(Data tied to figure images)

------

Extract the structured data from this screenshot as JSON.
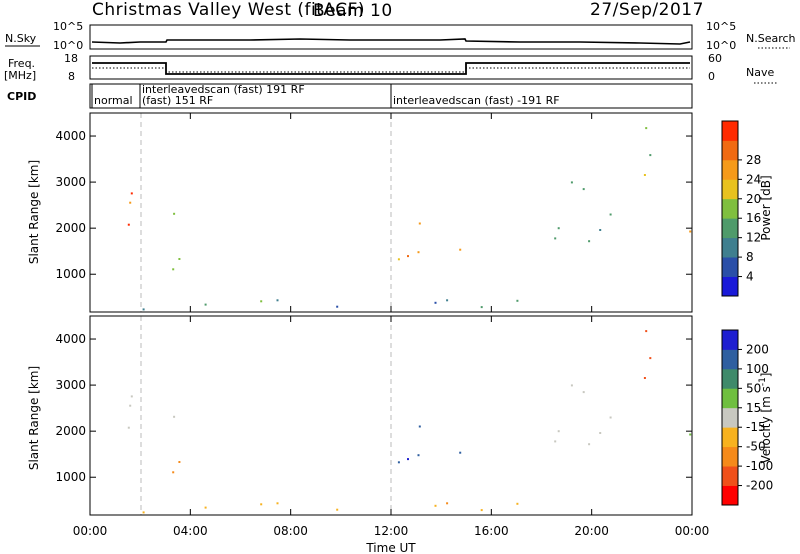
{
  "header": {
    "station": "Christmas Valley West (fitACF)",
    "beam": "Beam 10",
    "date": "27/Sep/2017"
  },
  "panels": {
    "nsky_label": "N.Sky",
    "nsky_ticks": [
      "10^5",
      "10^0"
    ],
    "nsearch_label": "N.Search",
    "nsearch_ticks": [
      "10^5",
      "10^0"
    ],
    "freq_label_1": "Freq.",
    "freq_label_2": "[MHz]",
    "freq_ticks": [
      "18",
      "8"
    ],
    "nave_label": "Nave",
    "nave_ticks": [
      "60",
      "0"
    ],
    "cpid_label": "CPID",
    "cpid_segments": [
      {
        "label": "normal"
      },
      {
        "label": "interleavedscan (fast) 191 RF"
      },
      {
        "label": "(fast) 151 RF"
      },
      {
        "label": "interleavedscan (fast) -191 RF"
      }
    ]
  },
  "axes": {
    "ylabel": "Slant Range [km]",
    "xlabel": "Time UT",
    "x_ticks": [
      "00:00",
      "04:00",
      "08:00",
      "12:00",
      "16:00",
      "20:00",
      "00:00"
    ],
    "y_ticks": [
      "1000",
      "2000",
      "3000",
      "4000"
    ]
  },
  "colorbars": {
    "power": {
      "label": "Power [dB]",
      "ticks": [
        "4",
        "8",
        "12",
        "16",
        "20",
        "24",
        "28"
      ],
      "colors": [
        "#1a1ad8",
        "#2a4fa8",
        "#3f7f8f",
        "#4f9b6b",
        "#7fbf3f",
        "#e8c21f",
        "#f59a1a",
        "#f06a12",
        "#ff2a00"
      ]
    },
    "velocity": {
      "label": "Velocity [m s^-1]",
      "ticks": [
        "200",
        "100",
        "50",
        "15",
        "-15",
        "-50",
        "-100",
        "-200"
      ],
      "colors": [
        "#1f1fd0",
        "#2f5fa0",
        "#3f8a6a",
        "#6fbf3f",
        "#c8c8c0",
        "#f7b21f",
        "#f58a1a",
        "#f0501a",
        "#ff0000"
      ]
    }
  },
  "chart_data": {
    "type": "heatmap",
    "title": "Christmas Valley West (fitACF)",
    "x_range_hours": [
      0,
      24
    ],
    "y_range_km": [
      180,
      4500
    ],
    "x_ticks_hours": [
      0,
      4,
      8,
      12,
      16,
      20,
      24
    ],
    "y_ticks_km": [
      1000,
      2000,
      3000,
      4000
    ],
    "power_range_db": [
      0,
      30
    ],
    "velocity_range": [
      -200,
      200
    ],
    "dashed_vertical_lines_hours": [
      2.0,
      12.0
    ],
    "scatter_regions": [
      {
        "t0": 0.0,
        "t1": 2.3,
        "r0": 1700,
        "r1": 3000,
        "power": 26,
        "velocity": 0
      },
      {
        "t0": 2.6,
        "t1": 3.5,
        "r0": 2200,
        "r1": 2900,
        "power": 14,
        "velocity": 0
      },
      {
        "t0": 3.0,
        "t1": 5.5,
        "r0": 800,
        "r1": 1500,
        "power": 12,
        "velocity": -60
      },
      {
        "t0": 11.8,
        "t1": 14.8,
        "r0": 900,
        "r1": 2300,
        "power": 20,
        "velocity": 190
      },
      {
        "t0": 17.5,
        "t1": 21.5,
        "r0": 1600,
        "r1": 3100,
        "power": 11,
        "velocity": 0
      },
      {
        "t0": 21.5,
        "t1": 22.8,
        "r0": 2000,
        "r1": 4300,
        "power": 18,
        "velocity": -180
      },
      {
        "t0": 22.8,
        "t1": 24.0,
        "r0": 1400,
        "r1": 2300,
        "power": 25,
        "velocity": 30
      },
      {
        "t0": 0.0,
        "t1": 24.0,
        "r0": 180,
        "r1": 500,
        "power": 10,
        "velocity": -40
      }
    ]
  }
}
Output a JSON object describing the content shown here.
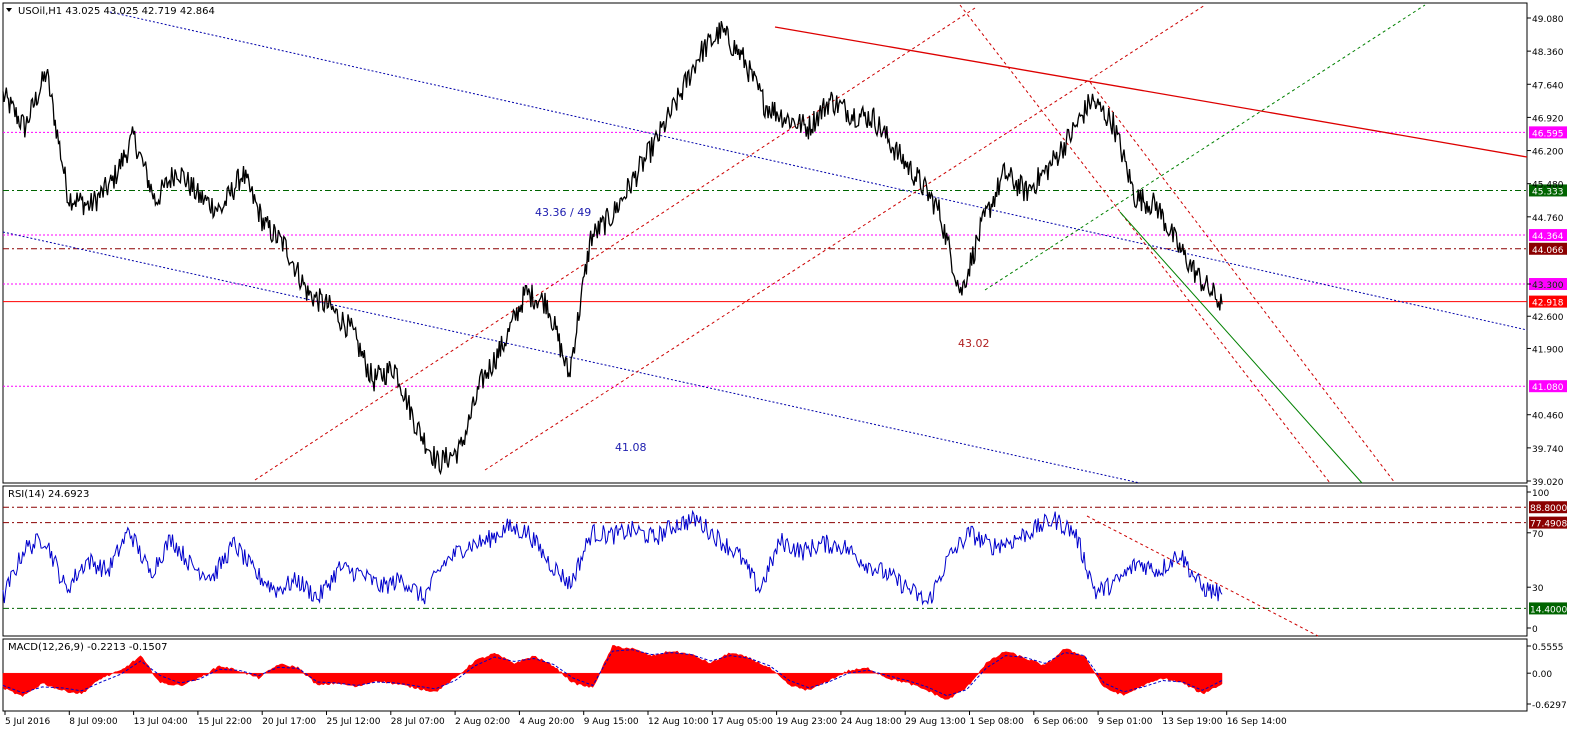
{
  "chart_data": [
    {
      "type": "line",
      "subtype": "candlestick",
      "title": "USOil,H1  43.025 43.025 42.719 42.864",
      "symbol": "USOil,H1",
      "ohlc_header": [
        "43.025",
        "43.025",
        "42.719",
        "42.864"
      ],
      "ylim": [
        39.02,
        49.08
      ],
      "y_ticks": [
        {
          "value": 49.08,
          "label": "49.080"
        },
        {
          "value": 48.36,
          "label": "48.360"
        },
        {
          "value": 47.64,
          "label": "47.640"
        },
        {
          "value": 46.92,
          "label": "46.920"
        },
        {
          "value": 46.2,
          "label": "46.200"
        },
        {
          "value": 45.48,
          "label": "45.480"
        },
        {
          "value": 44.76,
          "label": "44.760"
        },
        {
          "value": 43.3,
          "label": "43.300"
        },
        {
          "value": 42.6,
          "label": "42.600"
        },
        {
          "value": 41.9,
          "label": "41.900"
        },
        {
          "value": 40.46,
          "label": "40.460"
        },
        {
          "value": 39.74,
          "label": "39.740"
        },
        {
          "value": 39.02,
          "label": "39.020"
        }
      ],
      "x_ticks": [
        "5 Jul 2016",
        "8 Jul 09:00",
        "13 Jul 04:00",
        "15 Jul 22:00",
        "20 Jul 17:00",
        "25 Jul 12:00",
        "28 Jul 07:00",
        "2 Aug 02:00",
        "4 Aug 20:00",
        "9 Aug 15:00",
        "12 Aug 10:00",
        "17 Aug 05:00",
        "19 Aug 23:00",
        "24 Aug 18:00",
        "29 Aug 13:00",
        "1 Sep 08:00",
        "6 Sep 06:00",
        "9 Sep 01:00",
        "13 Sep 19:00",
        "16 Sep 14:00"
      ],
      "series": [
        {
          "x": [
            "5 Jul 2016",
            "6 Jul",
            "7 Jul",
            "8 Jul 09:00",
            "11 Jul",
            "12 Jul",
            "13 Jul 04:00",
            "14 Jul",
            "15 Jul 22:00",
            "18 Jul",
            "19 Jul",
            "20 Jul 17:00",
            "21 Jul",
            "22 Jul",
            "25 Jul 12:00",
            "26 Jul",
            "27 Jul",
            "28 Jul 07:00",
            "29 Jul",
            "1 Aug",
            "2 Aug 02:00",
            "2 Aug 12:00",
            "3 Aug",
            "4 Aug 20:00",
            "5 Aug",
            "8 Aug",
            "9 Aug 15:00",
            "10 Aug",
            "11 Aug",
            "12 Aug 10:00",
            "15 Aug",
            "16 Aug",
            "17 Aug 05:00",
            "18 Aug",
            "19 Aug 10:00",
            "19 Aug 23:00",
            "22 Aug",
            "23 Aug",
            "24 Aug 18:00",
            "25 Aug",
            "26 Aug",
            "29 Aug 13:00",
            "30 Aug",
            "31 Aug",
            "1 Sep 08:00",
            "2 Sep",
            "5 Sep",
            "6 Sep 06:00",
            "7 Sep",
            "8 Sep",
            "9 Sep 01:00",
            "12 Sep",
            "13 Sep",
            "13 Sep 19:00",
            "14 Sep",
            "15 Sep",
            "16 Sep 14:00"
          ],
          "values": [
            47.4,
            46.7,
            47.9,
            45.2,
            45.0,
            45.5,
            46.5,
            45.1,
            45.8,
            45.2,
            44.9,
            45.7,
            44.6,
            44.1,
            43.1,
            42.8,
            42.3,
            41.2,
            41.5,
            40.2,
            39.4,
            39.7,
            41.2,
            42.0,
            43.1,
            42.9,
            41.3,
            44.3,
            44.8,
            45.6,
            46.4,
            47.3,
            48.3,
            48.8,
            48.2,
            47.2,
            46.9,
            46.7,
            47.3,
            47.0,
            46.9,
            46.2,
            45.6,
            44.9,
            43.1,
            44.6,
            45.7,
            45.3,
            45.8,
            46.5,
            47.3,
            46.8,
            45.2,
            45.0,
            44.1,
            43.4,
            42.86
          ]
        }
      ],
      "horizontal_levels": [
        {
          "value": 46.595,
          "label": "46.595",
          "color": "#ff00ff",
          "style": "dotted"
        },
        {
          "value": 45.333,
          "label": "45.333",
          "color": "#006400",
          "style": "dash-dot"
        },
        {
          "value": 44.364,
          "label": "44.364",
          "color": "#ff00ff",
          "style": "dotted"
        },
        {
          "value": 44.066,
          "label": "44.066",
          "color": "#8b0000",
          "style": "dash-dot"
        },
        {
          "value": 43.3,
          "label": "43.300",
          "color": "#ff00ff",
          "style": "dotted"
        },
        {
          "value": 42.918,
          "label": "42.918",
          "color": "#ff0000",
          "style": "solid"
        },
        {
          "value": 41.08,
          "label": "41.080",
          "color": "#ff00ff",
          "style": "dotted"
        }
      ],
      "annotations": [
        {
          "text": "43.36 / 49",
          "color": "#2020b0"
        },
        {
          "text": "41.08",
          "color": "#2020b0"
        },
        {
          "text": "43.02",
          "color": "#b02020"
        }
      ]
    },
    {
      "type": "line",
      "title": "RSI(14) 24.6923",
      "name": "RSI(14)",
      "current": "24.6923",
      "ylim": [
        0,
        100
      ],
      "y_ticks": [
        {
          "value": 100,
          "label": "100"
        },
        {
          "value": 70,
          "label": "70"
        },
        {
          "value": 30,
          "label": "30"
        },
        {
          "value": 0,
          "label": "0"
        }
      ],
      "levels": [
        {
          "value": 88.8,
          "label": "88.8000",
          "color": "#8b0000"
        },
        {
          "value": 77.4908,
          "label": "77.4908",
          "color": "#8b0000"
        },
        {
          "value": 14.4,
          "label": "14.4000",
          "color": "#006400"
        }
      ],
      "series": [
        {
          "color": "#0000cc",
          "values": [
            22,
            58,
            66,
            28,
            50,
            42,
            72,
            40,
            66,
            45,
            38,
            62,
            40,
            28,
            35,
            22,
            44,
            40,
            30,
            36,
            22,
            48,
            60,
            64,
            74,
            70,
            48,
            32,
            70,
            68,
            72,
            66,
            76,
            80,
            66,
            54,
            28,
            64,
            56,
            62,
            60,
            48,
            40,
            30,
            18,
            52,
            70,
            60,
            64,
            72,
            80,
            70,
            26,
            34,
            48,
            42,
            55,
            30,
            24.7
          ]
        }
      ]
    },
    {
      "type": "bar",
      "title": "MACD(12,26,9) -0.2213 -0.1507",
      "name": "MACD(12,26,9)",
      "current": [
        "-0.2213",
        "-0.1507"
      ],
      "ylim": [
        -0.6297,
        0.5555
      ],
      "y_ticks": [
        {
          "value": 0.5555,
          "label": "0.5555"
        },
        {
          "value": 0.0,
          "label": "0.00"
        },
        {
          "value": -0.6297,
          "label": "-0.6297"
        }
      ],
      "series": [
        {
          "name": "MACD",
          "color": "#ff0000",
          "values": [
            -0.3,
            -0.48,
            -0.2,
            -0.35,
            -0.42,
            -0.1,
            0.05,
            0.35,
            -0.2,
            -0.25,
            -0.1,
            0.15,
            0.05,
            -0.1,
            0.18,
            0.12,
            -0.25,
            -0.2,
            -0.28,
            -0.15,
            -0.22,
            -0.3,
            -0.38,
            -0.1,
            0.25,
            0.4,
            0.2,
            0.35,
            0.15,
            -0.2,
            -0.3,
            0.55,
            0.5,
            0.35,
            0.45,
            0.38,
            0.2,
            0.42,
            0.3,
            0.1,
            -0.25,
            -0.35,
            -0.15,
            0.05,
            0.1,
            -0.1,
            -0.2,
            -0.35,
            -0.55,
            -0.3,
            0.2,
            0.45,
            0.3,
            0.15,
            0.5,
            0.35,
            -0.3,
            -0.45,
            -0.25,
            -0.1,
            -0.2,
            -0.42,
            -0.22
          ]
        },
        {
          "name": "Signal",
          "color": "#0000cc",
          "values": [
            -0.25,
            -0.4,
            -0.28,
            -0.3,
            -0.36,
            -0.18,
            -0.02,
            0.25,
            -0.05,
            -0.2,
            -0.12,
            0.08,
            0.06,
            -0.05,
            0.12,
            0.1,
            -0.18,
            -0.2,
            -0.25,
            -0.18,
            -0.2,
            -0.26,
            -0.32,
            -0.15,
            0.15,
            0.33,
            0.24,
            0.3,
            0.18,
            -0.1,
            -0.25,
            0.45,
            0.48,
            0.38,
            0.42,
            0.38,
            0.25,
            0.36,
            0.3,
            0.15,
            -0.15,
            -0.3,
            -0.18,
            0.0,
            0.06,
            -0.05,
            -0.15,
            -0.28,
            -0.46,
            -0.34,
            0.1,
            0.36,
            0.32,
            0.2,
            0.42,
            0.36,
            -0.2,
            -0.38,
            -0.28,
            -0.15,
            -0.18,
            -0.35,
            -0.15
          ]
        }
      ]
    }
  ]
}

------

**What the exercise asks**
Collect each line of the entries that has the word "MACD", copying it in full.

**Answer to this exercise**
      "title": "MACD(12,26,9) -0.2213 -0.1507",
      "name": "MACD(12,26,9)",
          "name": "MACD",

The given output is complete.